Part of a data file
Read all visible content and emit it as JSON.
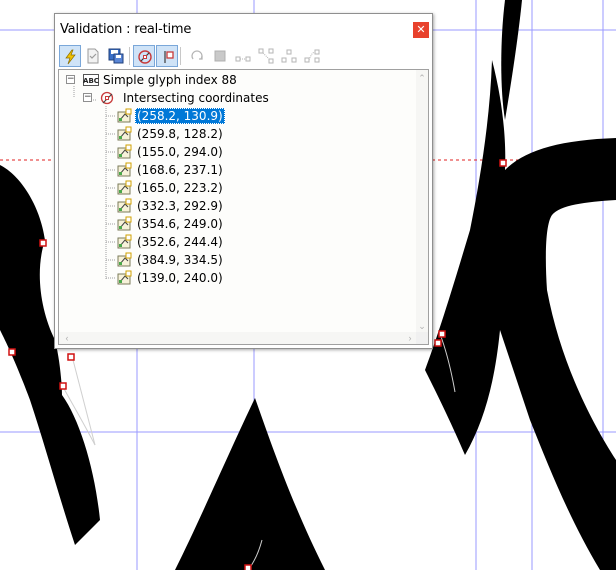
{
  "window": {
    "title": "Validation : real-time",
    "close_glyph": "✕"
  },
  "toolbar": {
    "buttons": [
      {
        "name": "realtime-validation-button",
        "icon": "lightning-icon",
        "active": true
      },
      {
        "name": "document-check-button",
        "icon": "document-icon",
        "active": false
      },
      {
        "name": "save-report-button",
        "icon": "floppy-icon",
        "active": false
      },
      {
        "name": "intersection-check-button",
        "icon": "target-icon",
        "active": true
      },
      {
        "name": "point-check-button",
        "icon": "point-marker-icon",
        "active": true
      },
      {
        "name": "direction-check-button",
        "icon": "rotate-icon",
        "active": false
      },
      {
        "name": "square-check-button",
        "icon": "square-icon",
        "active": false
      },
      {
        "name": "nodes-check-button",
        "icon": "nodes-icon",
        "active": false
      },
      {
        "name": "tangent-check-button",
        "icon": "tangent-icon",
        "active": false
      },
      {
        "name": "extremum-check-button",
        "icon": "extremum-icon",
        "active": false
      },
      {
        "name": "curve-check-button",
        "icon": "curve-nodes-icon",
        "active": false
      }
    ]
  },
  "tree": {
    "root": {
      "label": "Simple glyph index 88",
      "icon": "abc-glyph-icon",
      "expander": "−"
    },
    "group": {
      "label": "Intersecting coordinates",
      "icon": "intersection-icon",
      "expander": "−"
    },
    "items": [
      {
        "label": "(258.2, 130.9)",
        "selected": true
      },
      {
        "label": "(259.8, 128.2)"
      },
      {
        "label": "(155.0, 294.0)"
      },
      {
        "label": "(168.6, 237.1)"
      },
      {
        "label": "(165.0, 223.2)"
      },
      {
        "label": "(332.3, 292.9)"
      },
      {
        "label": "(354.6, 249.0)"
      },
      {
        "label": "(352.6, 244.4)"
      },
      {
        "label": "(384.9, 334.5)"
      },
      {
        "label": "(139.0, 240.0)"
      }
    ],
    "item_icon": "coordinate-node-icon"
  },
  "colors": {
    "glyph": "#000000",
    "grid": "#8c8cff",
    "baseline": "#e02020",
    "selection": "#0078d7",
    "close": "#e8412c"
  }
}
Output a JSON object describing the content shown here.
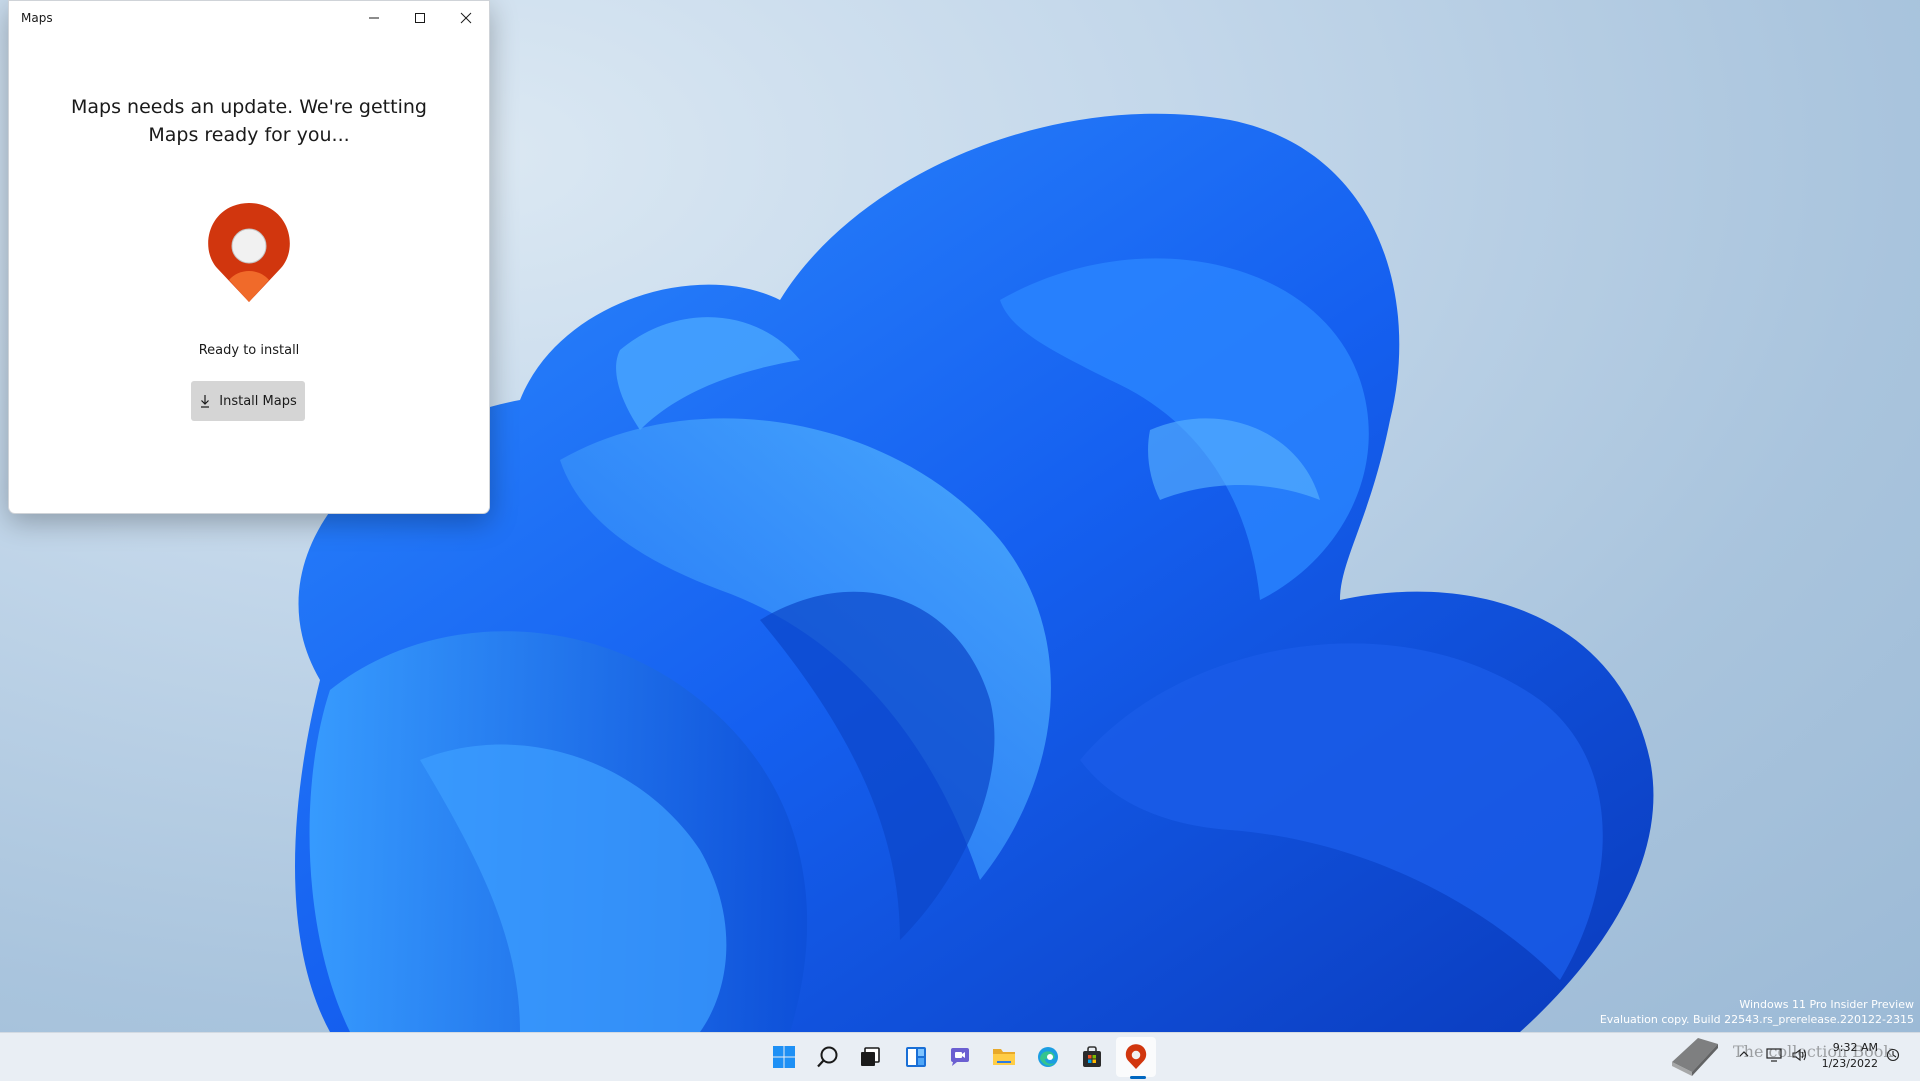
{
  "window": {
    "title": "Maps",
    "heading": "Maps needs an update. We're getting Maps ready for you...",
    "status": "Ready to install",
    "install_label": "Install Maps",
    "logo_color": "#d1360e"
  },
  "watermark": {
    "line1": "Windows 11 Pro Insider Preview",
    "line2": "Evaluation copy. Build 22543.rs_prerelease.220122-2315"
  },
  "taskbar": {
    "background": "#e9eef4",
    "apps": [
      {
        "name": "start-icon"
      },
      {
        "name": "search-icon"
      },
      {
        "name": "task-view-icon"
      },
      {
        "name": "widgets-icon"
      },
      {
        "name": "chat-icon"
      },
      {
        "name": "file-explorer-icon"
      },
      {
        "name": "edge-icon"
      },
      {
        "name": "store-icon"
      },
      {
        "name": "maps-icon",
        "active": true
      }
    ],
    "tray": {
      "overlay_text": "The collection Book",
      "time": "9:32 AM",
      "date": "1/23/2022"
    }
  }
}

### What you are asked to do
Above are records with pictures; repeat the records exactly and leave the pictures out.

### Response to this exercise
Read all visible content and emit it as JSON.
{
  "window": {
    "title": "Validation : real-time",
    "close_glyph": "✕"
  },
  "toolbar": {
    "buttons": [
      {
        "name": "realtime-validation-button",
        "icon": "lightning-icon",
        "active": true
      },
      {
        "name": "document-check-button",
        "icon": "document-icon",
        "active": false
      },
      {
        "name": "save-report-button",
        "icon": "floppy-icon",
        "active": false
      },
      {
        "name": "intersection-check-button",
        "icon": "target-icon",
        "active": true
      },
      {
        "name": "point-check-button",
        "icon": "point-marker-icon",
        "active": true
      },
      {
        "name": "direction-check-button",
        "icon": "rotate-icon",
        "active": false
      },
      {
        "name": "square-check-button",
        "icon": "square-icon",
        "active": false
      },
      {
        "name": "nodes-check-button",
        "icon": "nodes-icon",
        "active": false
      },
      {
        "name": "tangent-check-button",
        "icon": "tangent-icon",
        "active": false
      },
      {
        "name": "extremum-check-button",
        "icon": "extremum-icon",
        "active": false
      },
      {
        "name": "curve-check-button",
        "icon": "curve-nodes-icon",
        "active": false
      }
    ]
  },
  "tree": {
    "root": {
      "label": "Simple glyph index 88",
      "icon": "abc-glyph-icon",
      "expander": "−"
    },
    "group": {
      "label": "Intersecting coordinates",
      "icon": "intersection-icon",
      "expander": "−"
    },
    "items": [
      {
        "label": "(258.2, 130.9)",
        "selected": true
      },
      {
        "label": "(259.8, 128.2)"
      },
      {
        "label": "(155.0, 294.0)"
      },
      {
        "label": "(168.6, 237.1)"
      },
      {
        "label": "(165.0, 223.2)"
      },
      {
        "label": "(332.3, 292.9)"
      },
      {
        "label": "(354.6, 249.0)"
      },
      {
        "label": "(352.6, 244.4)"
      },
      {
        "label": "(384.9, 334.5)"
      },
      {
        "label": "(139.0, 240.0)"
      }
    ],
    "item_icon": "coordinate-node-icon"
  },
  "colors": {
    "glyph": "#000000",
    "grid": "#8c8cff",
    "baseline": "#e02020",
    "selection": "#0078d7",
    "close": "#e8412c"
  }
}
Output a JSON object describing the content shown here.
{
  "window": {
    "title": "Maps",
    "heading": "Maps needs an update. We're getting Maps ready for you...",
    "status": "Ready to install",
    "install_label": "Install Maps",
    "logo_color": "#d1360e"
  },
  "watermark": {
    "line1": "Windows 11 Pro Insider Preview",
    "line2": "Evaluation copy. Build 22543.rs_prerelease.220122-2315"
  },
  "taskbar": {
    "background": "#e9eef4",
    "apps": [
      {
        "name": "start-icon"
      },
      {
        "name": "search-icon"
      },
      {
        "name": "task-view-icon"
      },
      {
        "name": "widgets-icon"
      },
      {
        "name": "chat-icon"
      },
      {
        "name": "file-explorer-icon"
      },
      {
        "name": "edge-icon"
      },
      {
        "name": "store-icon"
      },
      {
        "name": "maps-icon",
        "active": true
      }
    ],
    "tray": {
      "overlay_text": "The collection Book",
      "time": "9:32 AM",
      "date": "1/23/2022"
    }
  }
}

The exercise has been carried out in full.